Consigne 1: Résume l'extrait présenté en deux phrases.

Extrait présenté:
——

3 minutes et 43 secondes avec Michel-Ange, Le Tintoret, Brueghel l'Ancien et Marguerite Yourcenar
Dernière mise à jour -  
8/10/2024

Un petit rap québécois pour commencer Genèse 1

Pour qui écoute nos podcasts assidûment (ou dûment assis, ou même debout), ceci est une demi-découverte… Pour les autres, c’est une découverte complète — comme la galette.

Voici le morceau 7e Jour du rappeur québécois Loupin. Il interprète et met en musique Genèse 1 en reprenant presque mot pour mot les paroles du texte biblique. C’est très niche, mais nous on adore ! Et c’est une excellente manière d’introduire le texte que nous éclairons aujourd’hui !

Le texte biblique qui raconte la création du monde

Relisons le fameux texte de Genèse 1, premier chapitre du premier livre de la Bible. Pour vous faciliter la lecture, on a versifié le texte pour mettre en évidence sa dimension poétique et ses répétitions.

Au commencement Dieu créa les cieux et la terre.
Et la terre était informe et vide,
et la ténèbre était sur les faces de l’abîme,
et l’esprit de Dieu se mouvait au-dessus des faces des eaux.

Et Dieu dit : 
— Que la lumière soit 
et la lumière fut.
Et Dieu vit la lumière : elle était bonne
et Dieu sépara la lumière et la ténèbre. 
Et Dieu appela la lumière « jour » et il appela la ténèbre « nuit ».
Et il y eut un soir, et il y eut un matin : jour un.

Et Dieu dit : 
— Qu’il y ait un firmament au milieu des eaux et qu’il sépare les eaux d’avec les eaux.
Et Dieu fit le firmament
et il sépara les eaux qui sont au-dessous du firmament d’avec les eaux qui sont au-dessus du firmament
et il fut ainsi.
Et Dieu appela le firmament « cieux ».
Et il y eut un soir et il y eut un matin : deuxième jour.

Et Dieu dit : 
— Que les eaux [qui sont] au-dessous des cieux se rassemblent en un seul lieu et que paraisse le sec.
Et il fut ainsi.
Et Dieu appela le sec « terre » et il nomma le rassemblement des eaux « mers ».
Et Dieu vit que c’était bon.

Et il Dieu dit : 
— Que la terre fasse germer de la prairie, de l’herbe portant semence, l’arbre à fruit portant du fruit selon son espèce, ayant en soi sa semence, sur la terre.
Et il fut ainsi.
Et la terre fit sortir de la prairie, de l’herbe portant semence selon son espèce et des arbres portant du fruit et chacun portant sa semence selon son espèce.
Et Dieu vit que c’était bon.
Et il y eut un soir et il y eut un matin : troisième jour.

Et Dieu dit :
— Qu’il y ait des luminaires dans le firmament des cieux pour séparer le jour et la nuit et qu’ils soient des signes, [qu’ils marquent] les époques, les jours et les années et qu’ils soient des luminaires dans le firmament du ciel pour rayonner sur la terre.
Et il fut ainsi.

——

Consigne 2: Mets sous forme de liste numérotée les lignes des enregistrements, de la ligne contenant « - chevron-down-icon[interactable]: [1846, 791, 1864, 809] » jusqu'à la ligne contenant « - file-explorer-icon[interactable]: [374, 982, 414, 1018] » incluse, en laissant de côté les lignes vides.

——

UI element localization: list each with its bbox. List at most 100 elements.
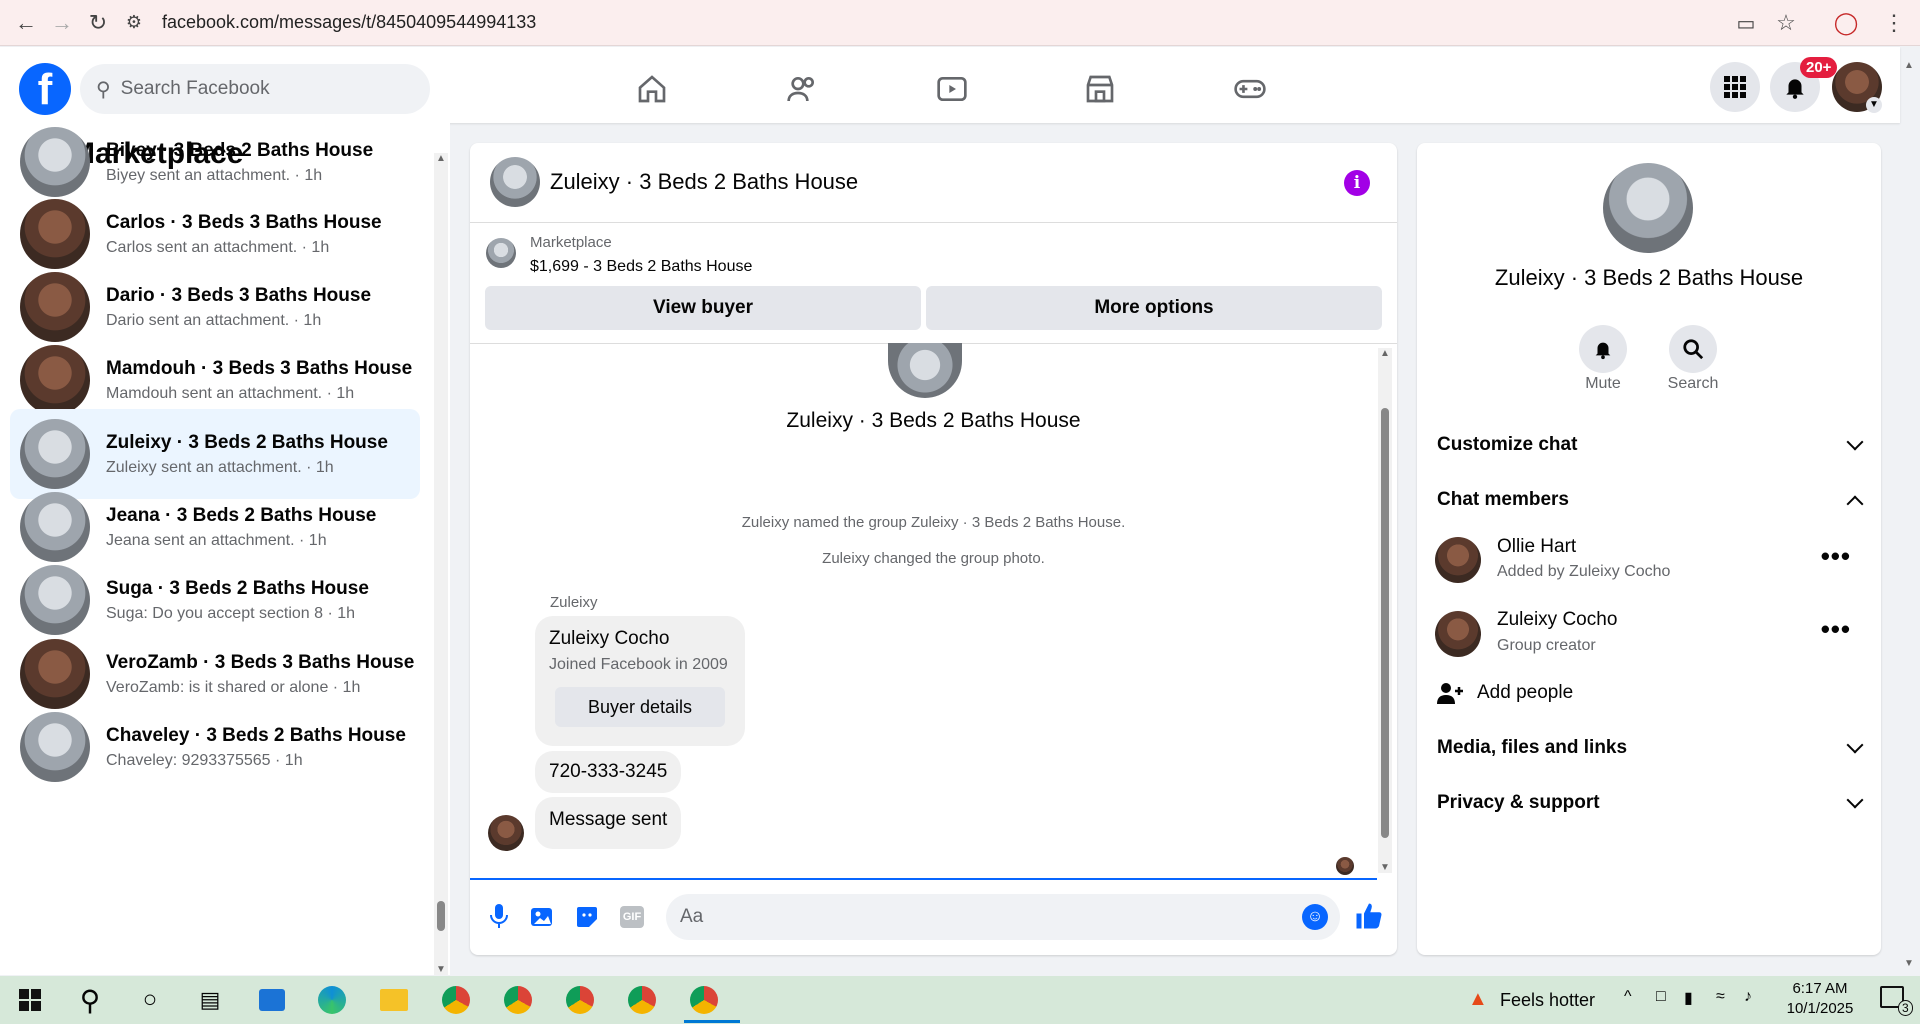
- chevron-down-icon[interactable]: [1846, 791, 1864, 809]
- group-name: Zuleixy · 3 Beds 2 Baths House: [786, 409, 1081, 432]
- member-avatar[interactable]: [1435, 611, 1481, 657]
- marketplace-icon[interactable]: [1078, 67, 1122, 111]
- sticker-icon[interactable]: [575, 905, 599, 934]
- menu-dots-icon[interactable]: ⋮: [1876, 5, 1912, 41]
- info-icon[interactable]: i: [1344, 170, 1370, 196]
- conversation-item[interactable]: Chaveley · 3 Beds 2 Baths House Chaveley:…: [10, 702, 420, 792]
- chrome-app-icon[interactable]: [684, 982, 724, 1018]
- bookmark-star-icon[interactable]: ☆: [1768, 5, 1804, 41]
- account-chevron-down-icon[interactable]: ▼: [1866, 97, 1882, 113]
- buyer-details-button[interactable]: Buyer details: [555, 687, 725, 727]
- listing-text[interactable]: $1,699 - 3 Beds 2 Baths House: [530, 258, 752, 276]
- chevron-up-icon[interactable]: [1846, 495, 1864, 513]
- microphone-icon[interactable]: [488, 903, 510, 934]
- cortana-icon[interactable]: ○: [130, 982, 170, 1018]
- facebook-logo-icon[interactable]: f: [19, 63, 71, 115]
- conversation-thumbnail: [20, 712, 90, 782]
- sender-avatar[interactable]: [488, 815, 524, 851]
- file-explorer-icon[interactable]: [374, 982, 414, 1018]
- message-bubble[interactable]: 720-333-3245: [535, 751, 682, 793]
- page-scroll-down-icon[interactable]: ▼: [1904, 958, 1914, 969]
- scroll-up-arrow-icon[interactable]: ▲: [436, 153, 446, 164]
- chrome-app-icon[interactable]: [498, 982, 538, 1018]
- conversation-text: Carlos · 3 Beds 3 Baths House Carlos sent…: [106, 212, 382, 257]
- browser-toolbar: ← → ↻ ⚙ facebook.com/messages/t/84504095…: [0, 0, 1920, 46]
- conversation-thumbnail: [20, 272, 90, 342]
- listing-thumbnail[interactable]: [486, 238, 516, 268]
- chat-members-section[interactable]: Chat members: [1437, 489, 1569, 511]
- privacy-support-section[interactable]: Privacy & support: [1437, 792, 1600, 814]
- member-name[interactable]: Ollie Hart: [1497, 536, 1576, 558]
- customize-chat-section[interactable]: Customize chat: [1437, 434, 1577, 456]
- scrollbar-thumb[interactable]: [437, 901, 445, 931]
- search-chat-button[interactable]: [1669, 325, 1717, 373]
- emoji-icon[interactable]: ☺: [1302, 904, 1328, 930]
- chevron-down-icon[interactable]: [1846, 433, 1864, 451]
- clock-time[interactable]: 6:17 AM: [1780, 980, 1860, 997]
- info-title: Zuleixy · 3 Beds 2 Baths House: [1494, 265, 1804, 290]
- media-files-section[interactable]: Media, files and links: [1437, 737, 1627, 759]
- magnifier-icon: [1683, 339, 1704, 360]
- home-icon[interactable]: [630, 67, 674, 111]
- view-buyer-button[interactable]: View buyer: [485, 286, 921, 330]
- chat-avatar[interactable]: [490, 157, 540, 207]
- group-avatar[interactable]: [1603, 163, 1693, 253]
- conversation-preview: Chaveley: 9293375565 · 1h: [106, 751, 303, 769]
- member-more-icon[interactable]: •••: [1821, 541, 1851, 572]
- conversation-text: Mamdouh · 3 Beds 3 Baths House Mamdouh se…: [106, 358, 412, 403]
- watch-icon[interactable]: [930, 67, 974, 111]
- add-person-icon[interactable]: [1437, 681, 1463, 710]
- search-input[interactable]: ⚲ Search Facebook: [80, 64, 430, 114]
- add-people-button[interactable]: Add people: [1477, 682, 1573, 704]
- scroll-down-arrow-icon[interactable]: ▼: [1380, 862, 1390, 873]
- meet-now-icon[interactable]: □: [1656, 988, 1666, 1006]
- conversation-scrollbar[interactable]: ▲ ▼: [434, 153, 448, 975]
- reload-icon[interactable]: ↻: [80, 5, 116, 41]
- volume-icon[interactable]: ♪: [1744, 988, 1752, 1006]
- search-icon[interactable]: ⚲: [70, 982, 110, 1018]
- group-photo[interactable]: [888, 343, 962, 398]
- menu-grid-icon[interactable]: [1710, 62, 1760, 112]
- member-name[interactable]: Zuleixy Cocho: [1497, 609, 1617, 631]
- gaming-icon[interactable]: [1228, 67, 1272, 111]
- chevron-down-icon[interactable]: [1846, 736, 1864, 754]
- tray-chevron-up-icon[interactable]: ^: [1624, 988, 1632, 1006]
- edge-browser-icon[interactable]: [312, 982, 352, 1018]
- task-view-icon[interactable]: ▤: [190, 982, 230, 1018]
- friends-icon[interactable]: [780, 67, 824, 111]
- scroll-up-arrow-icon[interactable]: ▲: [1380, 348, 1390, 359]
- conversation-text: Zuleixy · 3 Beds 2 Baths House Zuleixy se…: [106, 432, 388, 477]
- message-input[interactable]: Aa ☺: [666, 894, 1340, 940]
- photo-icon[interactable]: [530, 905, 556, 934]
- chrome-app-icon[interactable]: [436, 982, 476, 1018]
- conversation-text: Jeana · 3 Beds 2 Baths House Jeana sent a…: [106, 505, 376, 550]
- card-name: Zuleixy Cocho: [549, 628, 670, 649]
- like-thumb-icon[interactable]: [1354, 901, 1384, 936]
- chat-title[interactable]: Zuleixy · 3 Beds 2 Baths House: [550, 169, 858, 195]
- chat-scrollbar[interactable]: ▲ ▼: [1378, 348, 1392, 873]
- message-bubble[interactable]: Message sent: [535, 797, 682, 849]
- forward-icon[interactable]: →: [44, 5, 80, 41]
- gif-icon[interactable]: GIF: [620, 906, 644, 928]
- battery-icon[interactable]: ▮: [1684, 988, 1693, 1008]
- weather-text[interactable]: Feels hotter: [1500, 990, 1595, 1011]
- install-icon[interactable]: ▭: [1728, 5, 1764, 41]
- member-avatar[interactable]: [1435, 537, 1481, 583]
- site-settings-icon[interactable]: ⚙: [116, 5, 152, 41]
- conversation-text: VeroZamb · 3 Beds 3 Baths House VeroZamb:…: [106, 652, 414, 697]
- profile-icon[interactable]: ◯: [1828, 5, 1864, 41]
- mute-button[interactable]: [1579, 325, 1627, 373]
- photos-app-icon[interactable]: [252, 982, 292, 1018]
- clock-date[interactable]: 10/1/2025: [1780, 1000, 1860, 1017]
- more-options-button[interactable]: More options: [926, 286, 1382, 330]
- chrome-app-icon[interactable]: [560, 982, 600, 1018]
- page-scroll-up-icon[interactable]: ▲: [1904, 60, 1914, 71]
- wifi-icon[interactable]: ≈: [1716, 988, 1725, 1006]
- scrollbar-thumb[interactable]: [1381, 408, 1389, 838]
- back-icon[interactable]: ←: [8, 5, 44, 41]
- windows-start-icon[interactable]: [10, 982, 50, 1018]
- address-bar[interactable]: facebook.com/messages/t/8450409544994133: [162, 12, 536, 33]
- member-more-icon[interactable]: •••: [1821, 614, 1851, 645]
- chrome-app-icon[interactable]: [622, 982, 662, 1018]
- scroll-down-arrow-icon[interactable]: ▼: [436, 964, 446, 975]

——

Réponse 1: L'extrait présenté propose d'abord le morceau 7e Jour du rappeur québécois Loupin, qui met en musique Genèse 1 en reprenant presque mot pour mot les paroles du texte biblique. Il reproduit ensuite Genèse 1, versifié pour mettre en évidence sa dimension poétique et ses répétitions : Dieu y crée la lumière, le firmament, le sec et la végétation, puis ordonne qu'il y ait des luminaires dans le firmament des cieux.

Réponse 2:
1. - chevron-down-icon[interactable]: [1846, 791, 1864, 809]
2. - group-name: Zuleixy · 3 Beds 2 Baths House: [786, 409, 1081, 432]
3. - member-avatar[interactable]: [1435, 611, 1481, 657]
4. - marketplace-icon[interactable]: [1078, 67, 1122, 111]
5. - sticker-icon[interactable]: [575, 905, 599, 934]
6. - menu-dots-icon[interactable]: ⋮: [1876, 5, 1912, 41]
7. - info-icon[interactable]: i: [1344, 170, 1370, 196]
8. - conversation-item[interactable]: Chaveley · 3 Beds 2 Baths House Chaveley:…: [10, 702, 420, 792]
9. - chrome-app-icon[interactable]: [684, 982, 724, 1018]
10. - bookmark-star-icon[interactable]: ☆: [1768, 5, 1804, 41]
11. - account-chevron-down-icon[interactable]: ▼: [1866, 97, 1882, 113]
12. - buyer-details-button[interactable]: Buyer details: [555, 687, 725, 727]
13. - listing-text[interactable]: $1,699 - 3 Beds 2 Baths House: [530, 258, 752, 276]
14. - chevron-up-icon[interactable]: [1846, 495, 1864, 513]
15. - microphone-icon[interactable]: [488, 903, 510, 934]
16. - cortana-icon[interactable]: ○: [130, 982, 170, 1018]
17. - facebook-logo-icon[interactable]: f: [19, 63, 71, 115]
18. - conversation-thumbnail: [20, 712, 90, 782]
19. - sender-avatar[interactable]: [488, 815, 524, 851]
20. - file-explorer-icon[interactable]: [374, 982, 414, 1018]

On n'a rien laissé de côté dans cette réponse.